— begin Information provided —

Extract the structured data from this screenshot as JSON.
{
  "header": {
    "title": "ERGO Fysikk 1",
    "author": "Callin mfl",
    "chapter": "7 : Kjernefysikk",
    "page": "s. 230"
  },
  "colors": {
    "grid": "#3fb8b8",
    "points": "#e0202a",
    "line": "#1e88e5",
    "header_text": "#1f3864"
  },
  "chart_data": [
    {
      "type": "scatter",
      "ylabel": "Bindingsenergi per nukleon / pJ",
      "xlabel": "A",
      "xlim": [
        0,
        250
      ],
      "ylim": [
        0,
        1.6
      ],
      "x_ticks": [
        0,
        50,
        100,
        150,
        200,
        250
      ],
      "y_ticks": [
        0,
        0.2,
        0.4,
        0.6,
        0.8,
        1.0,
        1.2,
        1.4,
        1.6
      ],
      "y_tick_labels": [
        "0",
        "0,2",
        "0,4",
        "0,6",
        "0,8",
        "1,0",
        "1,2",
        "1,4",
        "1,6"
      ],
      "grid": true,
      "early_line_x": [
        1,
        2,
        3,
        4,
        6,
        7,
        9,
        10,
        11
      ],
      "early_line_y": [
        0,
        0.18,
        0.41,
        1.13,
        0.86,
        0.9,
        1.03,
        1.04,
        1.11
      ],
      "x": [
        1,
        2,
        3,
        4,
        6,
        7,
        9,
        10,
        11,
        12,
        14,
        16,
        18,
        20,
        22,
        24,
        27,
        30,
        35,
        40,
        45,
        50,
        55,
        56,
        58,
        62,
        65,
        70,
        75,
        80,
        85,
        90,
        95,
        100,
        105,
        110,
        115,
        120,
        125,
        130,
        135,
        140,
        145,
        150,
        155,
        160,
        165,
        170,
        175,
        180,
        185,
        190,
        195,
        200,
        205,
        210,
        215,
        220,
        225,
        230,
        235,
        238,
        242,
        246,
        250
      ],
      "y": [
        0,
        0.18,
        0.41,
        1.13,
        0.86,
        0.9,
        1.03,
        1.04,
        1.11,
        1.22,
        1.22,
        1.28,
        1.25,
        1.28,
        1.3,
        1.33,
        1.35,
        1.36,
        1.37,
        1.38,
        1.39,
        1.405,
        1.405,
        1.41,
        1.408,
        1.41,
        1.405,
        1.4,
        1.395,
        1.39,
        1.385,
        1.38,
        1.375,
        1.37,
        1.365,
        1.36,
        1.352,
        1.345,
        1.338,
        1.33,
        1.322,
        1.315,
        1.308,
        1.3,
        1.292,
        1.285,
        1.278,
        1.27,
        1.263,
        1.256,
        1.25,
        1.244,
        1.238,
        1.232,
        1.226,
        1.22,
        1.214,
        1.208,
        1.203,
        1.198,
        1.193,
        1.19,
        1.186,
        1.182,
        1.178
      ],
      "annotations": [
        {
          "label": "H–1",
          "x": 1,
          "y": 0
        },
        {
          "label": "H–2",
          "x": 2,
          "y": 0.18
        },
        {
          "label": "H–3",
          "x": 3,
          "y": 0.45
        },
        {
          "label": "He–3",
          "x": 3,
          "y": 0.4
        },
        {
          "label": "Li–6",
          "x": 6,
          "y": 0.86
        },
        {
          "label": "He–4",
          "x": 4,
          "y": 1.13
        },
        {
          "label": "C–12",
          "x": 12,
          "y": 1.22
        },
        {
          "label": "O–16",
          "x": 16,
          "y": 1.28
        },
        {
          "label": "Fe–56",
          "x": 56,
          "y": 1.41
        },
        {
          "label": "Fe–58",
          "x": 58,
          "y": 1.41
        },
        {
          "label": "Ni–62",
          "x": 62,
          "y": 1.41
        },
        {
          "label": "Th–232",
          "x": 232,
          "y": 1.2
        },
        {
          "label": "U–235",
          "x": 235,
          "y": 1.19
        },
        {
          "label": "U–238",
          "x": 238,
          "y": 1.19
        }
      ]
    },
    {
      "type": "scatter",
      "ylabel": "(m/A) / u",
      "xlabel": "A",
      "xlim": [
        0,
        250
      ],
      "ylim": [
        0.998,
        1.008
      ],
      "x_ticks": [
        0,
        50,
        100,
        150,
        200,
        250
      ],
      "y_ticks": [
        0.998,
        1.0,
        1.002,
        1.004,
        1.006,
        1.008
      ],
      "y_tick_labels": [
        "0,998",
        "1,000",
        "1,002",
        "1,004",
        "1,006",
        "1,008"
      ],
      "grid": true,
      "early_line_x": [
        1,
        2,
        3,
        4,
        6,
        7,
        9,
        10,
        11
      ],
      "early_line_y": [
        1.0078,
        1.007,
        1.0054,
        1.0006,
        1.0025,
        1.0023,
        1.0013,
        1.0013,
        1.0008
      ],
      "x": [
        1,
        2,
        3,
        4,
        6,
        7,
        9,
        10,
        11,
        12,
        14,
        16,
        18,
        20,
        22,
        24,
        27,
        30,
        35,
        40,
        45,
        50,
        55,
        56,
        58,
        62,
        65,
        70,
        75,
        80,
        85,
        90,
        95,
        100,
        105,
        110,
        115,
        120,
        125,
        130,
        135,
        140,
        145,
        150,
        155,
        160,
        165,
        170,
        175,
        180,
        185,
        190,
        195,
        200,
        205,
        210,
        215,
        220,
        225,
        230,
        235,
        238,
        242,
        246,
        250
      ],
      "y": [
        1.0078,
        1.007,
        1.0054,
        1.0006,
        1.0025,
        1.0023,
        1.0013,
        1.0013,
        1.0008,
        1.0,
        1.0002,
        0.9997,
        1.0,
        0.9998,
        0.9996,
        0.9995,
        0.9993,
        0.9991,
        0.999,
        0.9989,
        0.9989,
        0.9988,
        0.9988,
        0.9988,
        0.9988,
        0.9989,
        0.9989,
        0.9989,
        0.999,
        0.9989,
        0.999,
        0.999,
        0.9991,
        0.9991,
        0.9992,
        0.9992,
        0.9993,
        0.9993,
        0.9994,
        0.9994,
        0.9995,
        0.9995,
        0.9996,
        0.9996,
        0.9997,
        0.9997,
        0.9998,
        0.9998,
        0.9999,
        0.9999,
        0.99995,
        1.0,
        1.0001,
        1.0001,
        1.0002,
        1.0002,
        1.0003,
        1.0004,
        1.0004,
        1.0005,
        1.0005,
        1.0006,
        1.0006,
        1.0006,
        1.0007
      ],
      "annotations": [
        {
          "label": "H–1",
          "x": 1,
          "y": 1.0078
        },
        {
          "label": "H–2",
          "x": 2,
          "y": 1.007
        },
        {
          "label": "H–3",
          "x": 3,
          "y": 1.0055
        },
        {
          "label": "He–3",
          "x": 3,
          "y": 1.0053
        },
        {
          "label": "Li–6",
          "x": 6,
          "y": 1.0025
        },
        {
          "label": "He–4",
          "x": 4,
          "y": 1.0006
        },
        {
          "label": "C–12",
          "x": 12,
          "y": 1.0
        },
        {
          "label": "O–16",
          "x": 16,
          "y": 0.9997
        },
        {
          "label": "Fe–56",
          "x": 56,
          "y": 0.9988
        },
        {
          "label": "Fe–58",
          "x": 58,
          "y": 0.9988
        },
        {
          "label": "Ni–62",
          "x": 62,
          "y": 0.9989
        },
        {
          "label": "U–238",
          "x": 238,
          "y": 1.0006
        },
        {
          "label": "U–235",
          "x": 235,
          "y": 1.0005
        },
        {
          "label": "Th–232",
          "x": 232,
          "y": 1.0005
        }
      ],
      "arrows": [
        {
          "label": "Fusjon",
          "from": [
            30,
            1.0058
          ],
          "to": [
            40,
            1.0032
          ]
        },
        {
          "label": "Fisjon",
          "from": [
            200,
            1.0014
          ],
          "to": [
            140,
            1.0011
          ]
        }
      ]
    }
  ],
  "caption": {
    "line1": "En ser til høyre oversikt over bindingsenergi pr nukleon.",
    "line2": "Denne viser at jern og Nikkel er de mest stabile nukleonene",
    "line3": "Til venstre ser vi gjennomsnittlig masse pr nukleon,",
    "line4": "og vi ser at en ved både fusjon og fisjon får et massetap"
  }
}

— end Information provided —

Using the entries above, return each line that includes the word "ylabel".

      "ylabel": "Bindingsenergi per nukleon / pJ",
      "ylabel": "(m/A) / u",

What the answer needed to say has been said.